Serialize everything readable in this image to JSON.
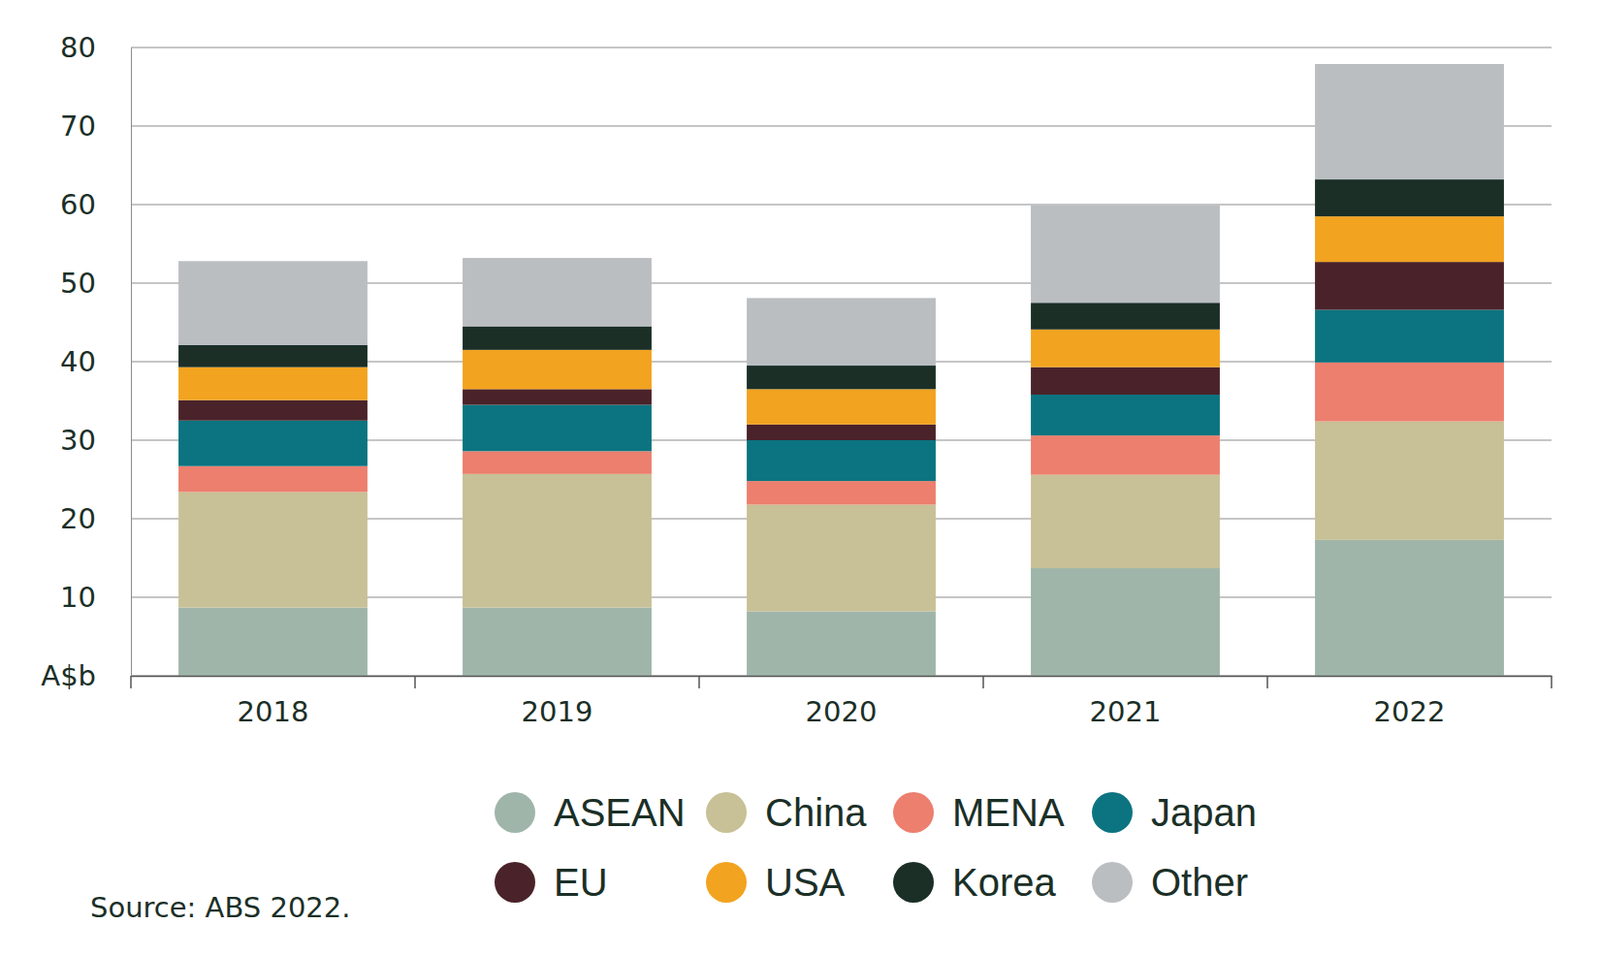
{
  "chart_data": {
    "type": "bar",
    "stacked": true,
    "grid": true,
    "categories": [
      "2018",
      "2019",
      "2020",
      "2021",
      "2022"
    ],
    "ylim": [
      0,
      80
    ],
    "yticks": [
      {
        "value": 0,
        "label": "A$b"
      },
      10,
      20,
      30,
      40,
      50,
      60,
      70,
      80
    ],
    "series": [
      {
        "name": "ASEAN",
        "color": "#9fb5a9",
        "values": [
          8.7,
          8.7,
          8.2,
          13.7,
          17.3
        ]
      },
      {
        "name": "China",
        "color": "#c8c096",
        "values": [
          14.7,
          17.0,
          13.6,
          11.9,
          15.1
        ]
      },
      {
        "name": "MENA",
        "color": "#ec7f6e",
        "values": [
          3.3,
          2.9,
          3.0,
          5.0,
          7.5
        ]
      },
      {
        "name": "Japan",
        "color": "#0b7480",
        "values": [
          5.8,
          5.9,
          5.2,
          5.2,
          6.7
        ]
      },
      {
        "name": "EU",
        "color": "#4a232a",
        "values": [
          2.6,
          2.0,
          2.0,
          3.5,
          6.1
        ]
      },
      {
        "name": "USA",
        "color": "#f2a31f",
        "values": [
          4.2,
          5.0,
          4.5,
          4.8,
          5.8
        ]
      },
      {
        "name": "Korea",
        "color": "#1b2f27",
        "values": [
          2.8,
          3.0,
          3.0,
          3.4,
          4.7
        ]
      },
      {
        "name": "Other",
        "color": "#babec1",
        "values": [
          10.7,
          8.7,
          8.6,
          12.4,
          14.7
        ]
      }
    ],
    "annotations": [
      "Source: ABS 2022."
    ]
  }
}
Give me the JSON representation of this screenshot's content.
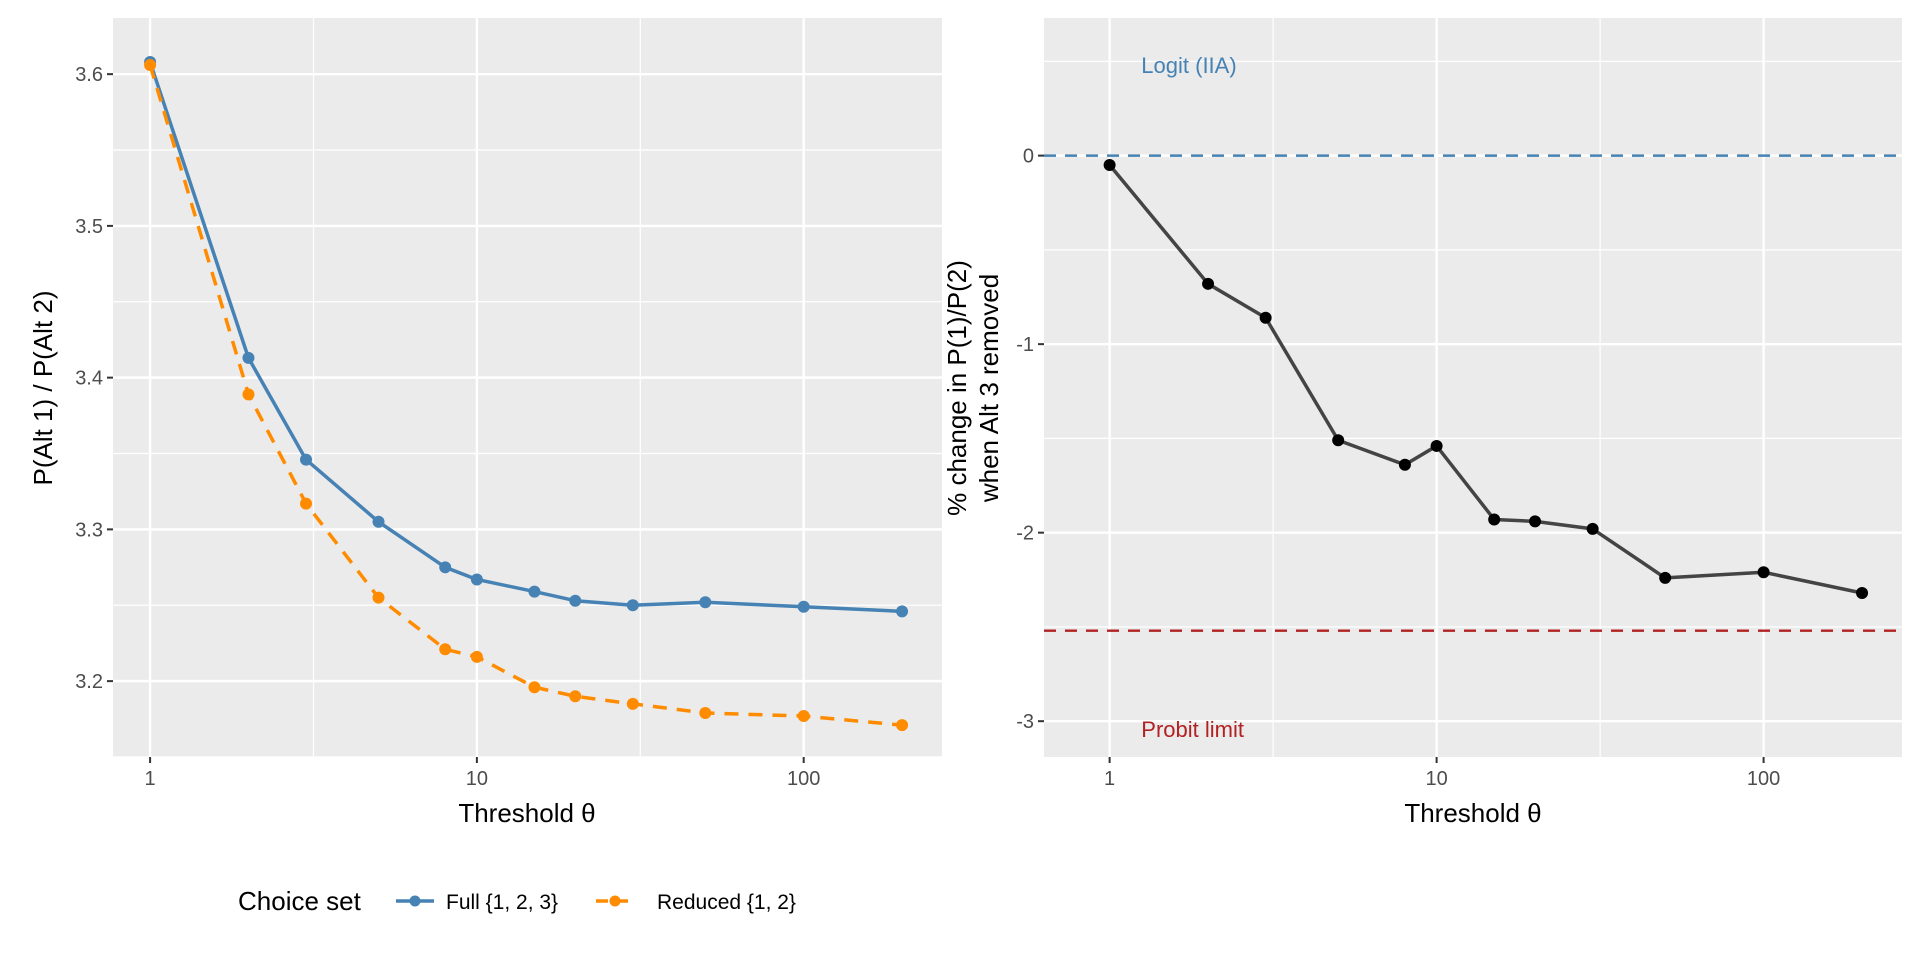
{
  "chart_data": [
    {
      "type": "line",
      "xlabel": "Threshold θ",
      "ylabel": "P(Alt 1) / P(Alt 2)",
      "xscale": "log10",
      "xlim": [
        0.77,
        265
      ],
      "ylim": [
        3.15,
        3.637
      ],
      "xticks": [
        1,
        10,
        100
      ],
      "xtick_labels": [
        "1",
        "10",
        "100"
      ],
      "yticks": [
        3.2,
        3.3,
        3.4,
        3.5,
        3.6
      ],
      "ytick_labels": [
        "3.2",
        "3.3",
        "3.4",
        "3.5",
        "3.6"
      ],
      "grid": true,
      "x": [
        1,
        2,
        3,
        5,
        8,
        10,
        15,
        20,
        30,
        50,
        100,
        200
      ],
      "series": [
        {
          "name": "Full {1, 2, 3}",
          "color": "#4682B4",
          "dash": "solid",
          "values": [
            3.608,
            3.413,
            3.346,
            3.305,
            3.275,
            3.267,
            3.259,
            3.253,
            3.25,
            3.252,
            3.249,
            3.246
          ]
        },
        {
          "name": "Reduced {1, 2}",
          "color": "#FF8C00",
          "dash": "dashed",
          "values": [
            3.606,
            3.389,
            3.317,
            3.255,
            3.221,
            3.216,
            3.196,
            3.19,
            3.185,
            3.179,
            3.177,
            3.171
          ]
        }
      ],
      "legend": {
        "title": "Choice set",
        "position": "bottom"
      }
    },
    {
      "type": "line",
      "xlabel": "Threshold θ",
      "ylabel_lines": [
        "% change in P(1)/P(2)",
        "when Alt 3 removed"
      ],
      "xscale": "log10",
      "xlim": [
        0.63,
        265
      ],
      "ylim": [
        -3.19,
        0.73
      ],
      "xticks": [
        1,
        10,
        100
      ],
      "xtick_labels": [
        "1",
        "10",
        "100"
      ],
      "yticks": [
        -3,
        -2,
        -1,
        0
      ],
      "ytick_labels": [
        "-3",
        "-2",
        "-1",
        "0"
      ],
      "grid": true,
      "x": [
        1,
        2,
        3,
        5,
        8,
        10,
        15,
        20,
        30,
        50,
        100,
        200
      ],
      "series": [
        {
          "name": "% change",
          "color": "#444444",
          "values": [
            -0.05,
            -0.68,
            -0.86,
            -1.51,
            -1.64,
            -1.54,
            -1.93,
            -1.94,
            -1.98,
            -2.24,
            -2.21,
            -2.32
          ]
        }
      ],
      "hlines": [
        {
          "y": 0,
          "color": "#4682B4",
          "label": "Logit (IIA)"
        },
        {
          "y": -2.52,
          "color": "#B22222",
          "label": "Probit limit"
        }
      ]
    }
  ]
}
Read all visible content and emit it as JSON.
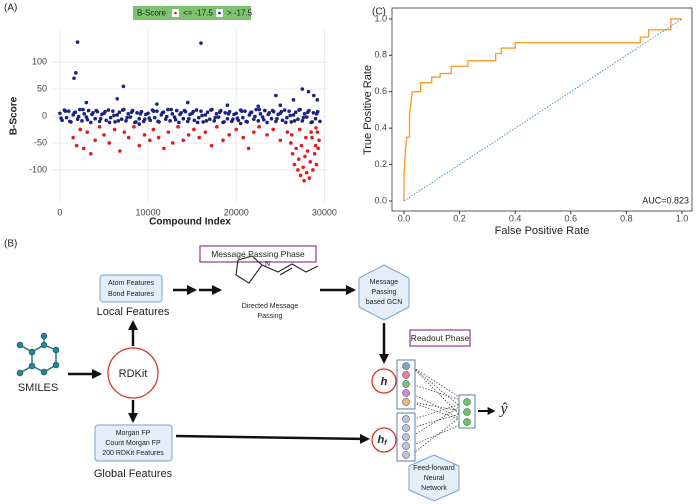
========================================
» Exercise details
Quote the preceding listing precisely and completely, omitting its images.

» Task solution
Serialize everything readable in this image to JSON.
{
  "chart_data": {
    "type": "bar",
    "stacked": true,
    "grid": true,
    "categories": [
      "2018",
      "2019",
      "2020",
      "2021",
      "2022"
    ],
    "ylim": [
      0,
      80
    ],
    "yticks": [
      {
        "value": 0,
        "label": "A$b"
      },
      10,
      20,
      30,
      40,
      50,
      60,
      70,
      80
    ],
    "series": [
      {
        "name": "ASEAN",
        "color": "#9fb5a9",
        "values": [
          8.7,
          8.7,
          8.2,
          13.7,
          17.3
        ]
      },
      {
        "name": "China",
        "color": "#c8c096",
        "values": [
          14.7,
          17.0,
          13.6,
          11.9,
          15.1
        ]
      },
      {
        "name": "MENA",
        "color": "#ec7f6e",
        "values": [
          3.3,
          2.9,
          3.0,
          5.0,
          7.5
        ]
      },
      {
        "name": "Japan",
        "color": "#0b7480",
        "values": [
          5.8,
          5.9,
          5.2,
          5.2,
          6.7
        ]
      },
      {
        "name": "EU",
        "color": "#4a232a",
        "values": [
          2.6,
          2.0,
          2.0,
          3.5,
          6.1
        ]
      },
      {
        "name": "USA",
        "color": "#f2a31f",
        "values": [
          4.2,
          5.0,
          4.5,
          4.8,
          5.8
        ]
      },
      {
        "name": "Korea",
        "color": "#1b2f27",
        "values": [
          2.8,
          3.0,
          3.0,
          3.4,
          4.7
        ]
      },
      {
        "name": "Other",
        "color": "#babec1",
        "values": [
          10.7,
          8.7,
          8.6,
          12.4,
          14.7
        ]
      }
    ],
    "annotations": [
      "Source: ABS 2022."
    ]
  }
}
Give me the JSON representation of this screenshot's content.
{
  "chart_data": [
    {
      "type": "line",
      "xlabel": "Threshold θ",
      "ylabel": "P(Alt 1) / P(Alt 2)",
      "xscale": "log10",
      "xlim": [
        0.77,
        265
      ],
      "ylim": [
        3.15,
        3.637
      ],
      "xticks": [
        1,
        10,
        100
      ],
      "xtick_labels": [
        "1",
        "10",
        "100"
      ],
      "yticks": [
        3.2,
        3.3,
        3.4,
        3.5,
        3.6
      ],
      "ytick_labels": [
        "3.2",
        "3.3",
        "3.4",
        "3.5",
        "3.6"
      ],
      "grid": true,
      "x": [
        1,
        2,
        3,
        5,
        8,
        10,
        15,
        20,
        30,
        50,
        100,
        200
      ],
      "series": [
        {
          "name": "Full {1, 2, 3}",
          "color": "#4682B4",
          "dash": "solid",
          "values": [
            3.608,
            3.413,
            3.346,
            3.305,
            3.275,
            3.267,
            3.259,
            3.253,
            3.25,
            3.252,
            3.249,
            3.246
          ]
        },
        {
          "name": "Reduced {1, 2}",
          "color": "#FF8C00",
          "dash": "dashed",
          "values": [
            3.606,
            3.389,
            3.317,
            3.255,
            3.221,
            3.216,
            3.196,
            3.19,
            3.185,
            3.179,
            3.177,
            3.171
          ]
        }
      ],
      "legend": {
        "title": "Choice set",
        "position": "bottom"
      }
    },
    {
      "type": "line",
      "xlabel": "Threshold θ",
      "ylabel_lines": [
        "% change in P(1)/P(2)",
        "when Alt 3 removed"
      ],
      "xscale": "log10",
      "xlim": [
        0.63,
        265
      ],
      "ylim": [
        -3.19,
        0.73
      ],
      "xticks": [
        1,
        10,
        100
      ],
      "xtick_labels": [
        "1",
        "10",
        "100"
      ],
      "yticks": [
        -3,
        -2,
        -1,
        0
      ],
      "ytick_labels": [
        "-3",
        "-2",
        "-1",
        "0"
      ],
      "grid": true,
      "x": [
        1,
        2,
        3,
        5,
        8,
        10,
        15,
        20,
        30,
        50,
        100,
        200
      ],
      "series": [
        {
          "name": "% change",
          "color": "#444444",
          "values": [
            -0.05,
            -0.68,
            -0.86,
            -1.51,
            -1.64,
            -1.54,
            -1.93,
            -1.94,
            -1.98,
            -2.24,
            -2.21,
            -2.32
          ]
        }
      ],
      "hlines": [
        {
          "y": 0,
          "color": "#4682B4",
          "label": "Logit (IIA)"
        },
        {
          "y": -2.52,
          "color": "#B22222",
          "label": "Probit limit"
        }
      ]
    }
  ]
}
Read all visible content and emit it as JSON.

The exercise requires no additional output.